### WORK INSTRUCTIONS
Keep only the lines where "visualizaciones" appears.

### ROWS
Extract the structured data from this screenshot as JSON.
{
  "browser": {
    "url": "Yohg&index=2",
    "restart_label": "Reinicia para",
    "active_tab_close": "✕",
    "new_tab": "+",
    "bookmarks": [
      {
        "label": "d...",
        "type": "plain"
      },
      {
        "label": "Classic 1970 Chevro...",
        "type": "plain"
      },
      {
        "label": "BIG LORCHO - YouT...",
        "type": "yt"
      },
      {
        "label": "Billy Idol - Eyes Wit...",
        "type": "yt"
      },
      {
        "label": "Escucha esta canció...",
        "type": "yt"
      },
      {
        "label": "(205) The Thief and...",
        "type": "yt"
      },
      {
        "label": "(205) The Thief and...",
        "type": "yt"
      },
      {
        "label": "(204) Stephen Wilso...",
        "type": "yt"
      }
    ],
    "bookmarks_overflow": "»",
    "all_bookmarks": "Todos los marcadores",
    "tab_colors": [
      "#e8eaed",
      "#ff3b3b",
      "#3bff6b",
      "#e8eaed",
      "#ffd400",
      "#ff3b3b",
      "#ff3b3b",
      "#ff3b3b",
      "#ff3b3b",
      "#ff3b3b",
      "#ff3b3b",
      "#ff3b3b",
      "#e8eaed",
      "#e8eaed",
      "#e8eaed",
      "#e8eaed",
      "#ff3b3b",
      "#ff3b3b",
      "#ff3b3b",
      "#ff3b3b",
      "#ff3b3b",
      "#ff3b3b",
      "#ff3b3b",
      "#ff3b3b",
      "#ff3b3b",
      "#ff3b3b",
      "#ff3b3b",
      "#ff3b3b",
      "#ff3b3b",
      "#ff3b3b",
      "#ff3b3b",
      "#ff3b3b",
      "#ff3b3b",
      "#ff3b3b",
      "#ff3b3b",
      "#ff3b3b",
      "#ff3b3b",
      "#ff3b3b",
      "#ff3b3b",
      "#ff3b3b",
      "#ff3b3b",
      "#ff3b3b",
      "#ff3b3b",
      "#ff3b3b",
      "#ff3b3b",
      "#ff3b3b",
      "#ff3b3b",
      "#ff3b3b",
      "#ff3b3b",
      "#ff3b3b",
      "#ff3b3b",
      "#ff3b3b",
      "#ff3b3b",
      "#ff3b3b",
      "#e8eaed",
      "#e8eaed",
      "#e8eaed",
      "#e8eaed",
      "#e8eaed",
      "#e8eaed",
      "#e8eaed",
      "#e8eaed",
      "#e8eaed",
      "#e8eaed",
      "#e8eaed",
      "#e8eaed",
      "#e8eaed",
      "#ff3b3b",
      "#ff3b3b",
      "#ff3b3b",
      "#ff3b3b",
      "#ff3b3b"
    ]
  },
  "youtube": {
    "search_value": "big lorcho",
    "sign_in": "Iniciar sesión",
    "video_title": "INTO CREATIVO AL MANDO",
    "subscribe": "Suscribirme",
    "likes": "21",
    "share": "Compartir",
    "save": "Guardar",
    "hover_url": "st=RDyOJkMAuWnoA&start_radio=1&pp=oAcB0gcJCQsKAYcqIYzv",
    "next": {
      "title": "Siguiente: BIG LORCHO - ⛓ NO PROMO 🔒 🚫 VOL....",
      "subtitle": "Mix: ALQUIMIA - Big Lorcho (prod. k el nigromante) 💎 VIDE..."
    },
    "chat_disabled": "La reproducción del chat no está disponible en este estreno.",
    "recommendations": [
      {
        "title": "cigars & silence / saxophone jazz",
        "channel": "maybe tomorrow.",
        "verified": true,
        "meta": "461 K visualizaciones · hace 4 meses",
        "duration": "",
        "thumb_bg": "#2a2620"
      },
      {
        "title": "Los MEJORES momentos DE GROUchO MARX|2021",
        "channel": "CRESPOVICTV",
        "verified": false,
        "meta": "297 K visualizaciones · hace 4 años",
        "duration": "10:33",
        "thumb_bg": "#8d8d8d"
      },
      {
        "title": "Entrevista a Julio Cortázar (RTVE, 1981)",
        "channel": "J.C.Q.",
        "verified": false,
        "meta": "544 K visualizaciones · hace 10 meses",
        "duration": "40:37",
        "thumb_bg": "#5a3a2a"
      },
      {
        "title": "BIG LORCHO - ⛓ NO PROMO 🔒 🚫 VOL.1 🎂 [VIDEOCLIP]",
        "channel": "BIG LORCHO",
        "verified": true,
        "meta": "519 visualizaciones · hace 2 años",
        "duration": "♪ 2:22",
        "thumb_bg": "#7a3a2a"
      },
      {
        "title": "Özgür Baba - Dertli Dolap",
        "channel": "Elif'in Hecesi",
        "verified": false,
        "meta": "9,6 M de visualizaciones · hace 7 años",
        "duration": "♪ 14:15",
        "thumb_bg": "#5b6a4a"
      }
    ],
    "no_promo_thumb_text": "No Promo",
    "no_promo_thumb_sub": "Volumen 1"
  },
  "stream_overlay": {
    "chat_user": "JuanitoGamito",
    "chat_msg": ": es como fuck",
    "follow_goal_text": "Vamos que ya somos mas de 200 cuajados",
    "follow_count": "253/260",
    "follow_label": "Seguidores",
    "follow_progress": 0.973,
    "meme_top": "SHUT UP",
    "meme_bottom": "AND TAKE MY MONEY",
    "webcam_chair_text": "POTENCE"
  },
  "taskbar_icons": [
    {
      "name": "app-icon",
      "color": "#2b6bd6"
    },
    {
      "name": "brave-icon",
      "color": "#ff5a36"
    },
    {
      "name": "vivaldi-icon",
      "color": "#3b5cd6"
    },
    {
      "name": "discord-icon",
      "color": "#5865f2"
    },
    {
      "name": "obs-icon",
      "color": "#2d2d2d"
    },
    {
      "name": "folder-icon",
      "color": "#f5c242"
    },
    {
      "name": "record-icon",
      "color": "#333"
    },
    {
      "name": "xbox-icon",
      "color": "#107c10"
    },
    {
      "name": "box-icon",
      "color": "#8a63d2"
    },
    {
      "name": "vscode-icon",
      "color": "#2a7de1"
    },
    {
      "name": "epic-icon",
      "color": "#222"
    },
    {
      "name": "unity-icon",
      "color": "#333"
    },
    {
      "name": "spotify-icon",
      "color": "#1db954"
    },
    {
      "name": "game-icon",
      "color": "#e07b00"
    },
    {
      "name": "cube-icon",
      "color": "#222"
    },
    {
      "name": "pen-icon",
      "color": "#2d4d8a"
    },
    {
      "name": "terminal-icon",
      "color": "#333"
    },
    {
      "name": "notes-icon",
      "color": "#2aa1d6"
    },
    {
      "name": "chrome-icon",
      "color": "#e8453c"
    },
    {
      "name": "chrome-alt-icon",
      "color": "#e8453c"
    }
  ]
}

### IN RESPONSE
        "meta": "461 K visualizaciones · hace 4 meses",
        "meta": "297 K visualizaciones · hace 4 años",
        "meta": "544 K visualizaciones · hace 10 meses",
        "meta": "519 visualizaciones · hace 2 años",
        "meta": "9,6 M de visualizaciones · hace 7 años",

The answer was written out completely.